— WHAT YOU SHOULD DO —
Lay out every line of the records below as a Markdown table with two columns, Row and Line: Row holds a running number and Line holds the text. Skip blank lines, and leave the pictures out.

— RECORDED DATA —
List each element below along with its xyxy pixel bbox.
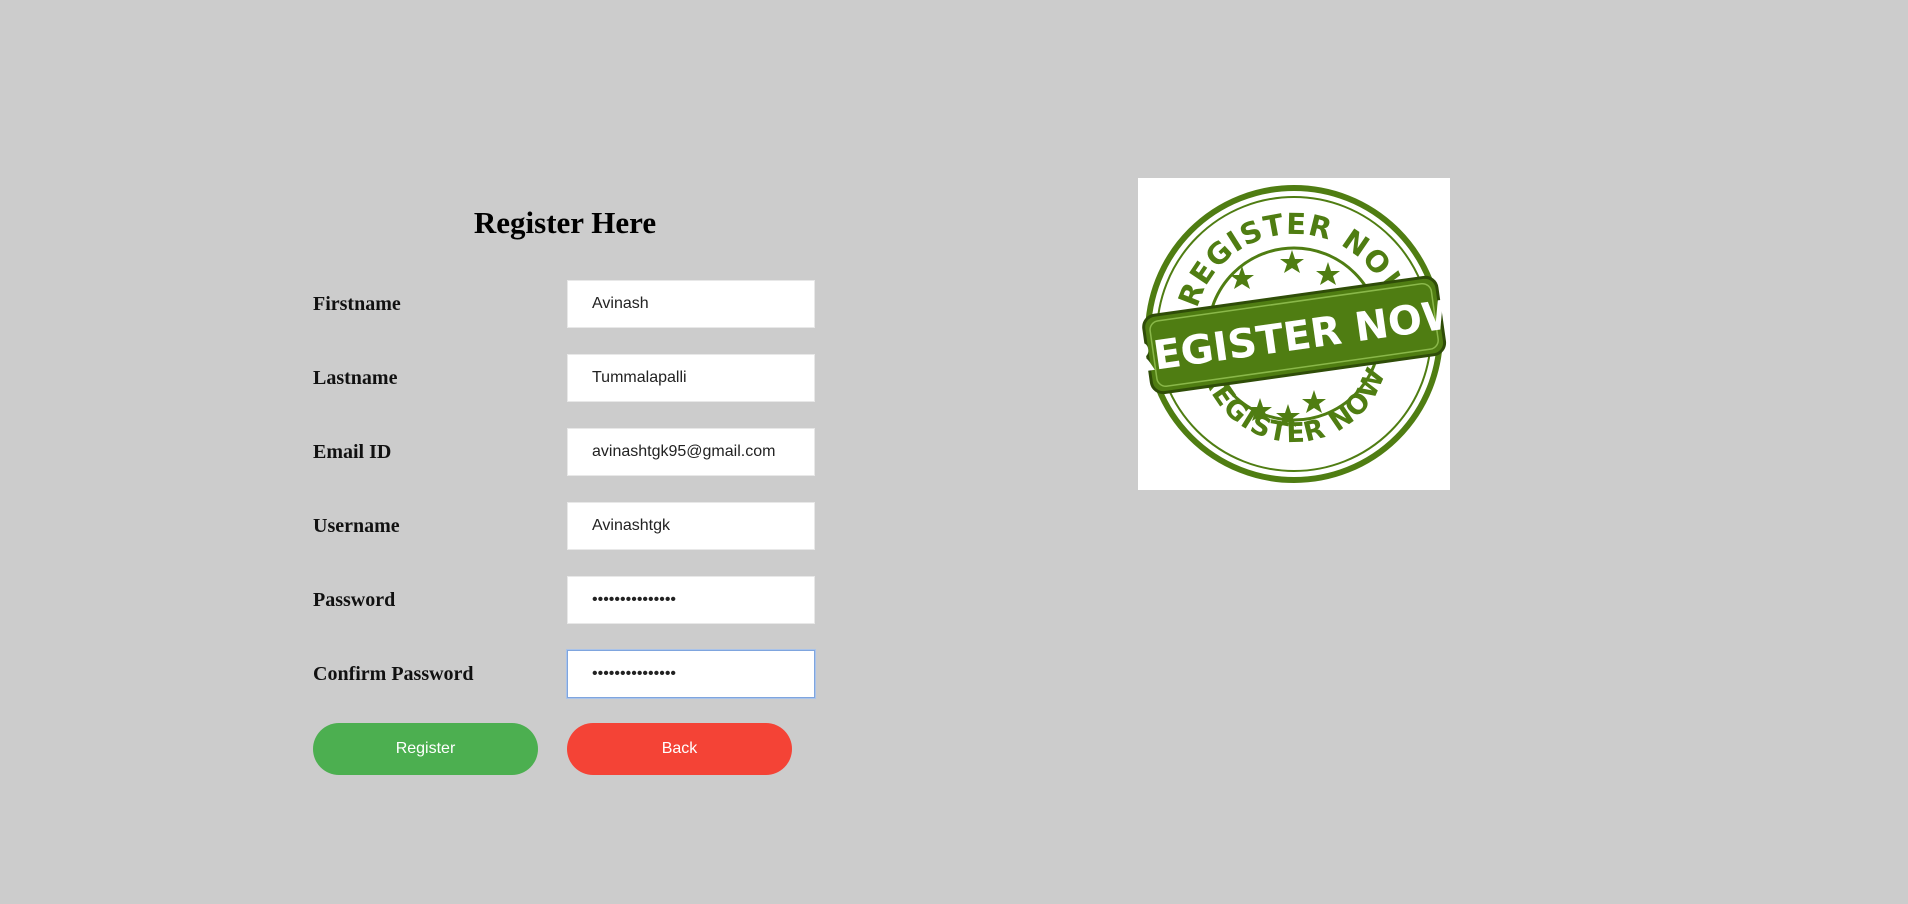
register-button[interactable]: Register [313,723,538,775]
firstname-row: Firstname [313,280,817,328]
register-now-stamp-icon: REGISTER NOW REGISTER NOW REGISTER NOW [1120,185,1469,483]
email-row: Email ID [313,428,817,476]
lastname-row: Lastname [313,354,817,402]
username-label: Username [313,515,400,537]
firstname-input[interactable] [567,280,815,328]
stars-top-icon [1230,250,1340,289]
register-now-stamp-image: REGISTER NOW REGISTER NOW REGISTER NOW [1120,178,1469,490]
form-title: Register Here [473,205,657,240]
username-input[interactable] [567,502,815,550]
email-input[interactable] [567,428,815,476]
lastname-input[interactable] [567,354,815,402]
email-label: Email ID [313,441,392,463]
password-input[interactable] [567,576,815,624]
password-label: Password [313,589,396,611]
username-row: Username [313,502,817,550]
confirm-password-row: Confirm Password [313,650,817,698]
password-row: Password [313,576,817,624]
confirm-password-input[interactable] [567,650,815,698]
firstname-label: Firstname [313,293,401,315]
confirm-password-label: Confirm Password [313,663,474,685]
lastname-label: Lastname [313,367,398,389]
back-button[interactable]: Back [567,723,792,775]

— RESPONSE BELOW —
| Row | Line |
|---|---|
| 1 | List each element below along with its xyxy pixel bbox. |
| 2 | register-button[interactable]: Register [313,723,538,775] |
| 3 | firstname-row: Firstname [313,280,817,328] |
| 4 | register-now-stamp-icon: REGISTER NOW REGISTER NOW REGISTER NOW [1120,185,1469,483] |
| 5 | email-row: Email ID [313,428,817,476] |
| 6 | lastname-row: Lastname [313,354,817,402] |
| 7 | username-label: Username [313,515,400,537] |
| 8 | firstname-input[interactable] [567,280,815,328] |
| 9 | stars-top-icon [1230,250,1340,289] |
| 10 | register-now-stamp-image: REGISTER NOW REGISTER NOW REGISTER NOW [1120,178,1469,490] |
| 11 | form-title: Register Here [473,205,657,240] |
| 12 | username-input[interactable] [567,502,815,550] |
| 13 | email-input[interactable] [567,428,815,476] |
| 14 | lastname-input[interactable] [567,354,815,402] |
| 15 | email-label: Email ID [313,441,392,463] |
| 16 | password-input[interactable] [567,576,815,624] |
| 17 | password-label: Password [313,589,396,611] |
| 18 | username-row: Username [313,502,817,550] |
| 19 | confirm-password-row: Confirm Password [313,650,817,698] |
| 20 | password-row: Password [313,576,817,624] |
| 21 | confirm-password-input[interactable] [567,650,815,698] |
| 22 | firstname-label: Firstname [313,293,401,315] |
| 23 | confirm-password-label: Confirm Password [313,663,474,685] |
| 24 | lastname-label: Lastname [313,367,398,389] |
| 25 | back-button[interactable]: Back [567,723,792,775] |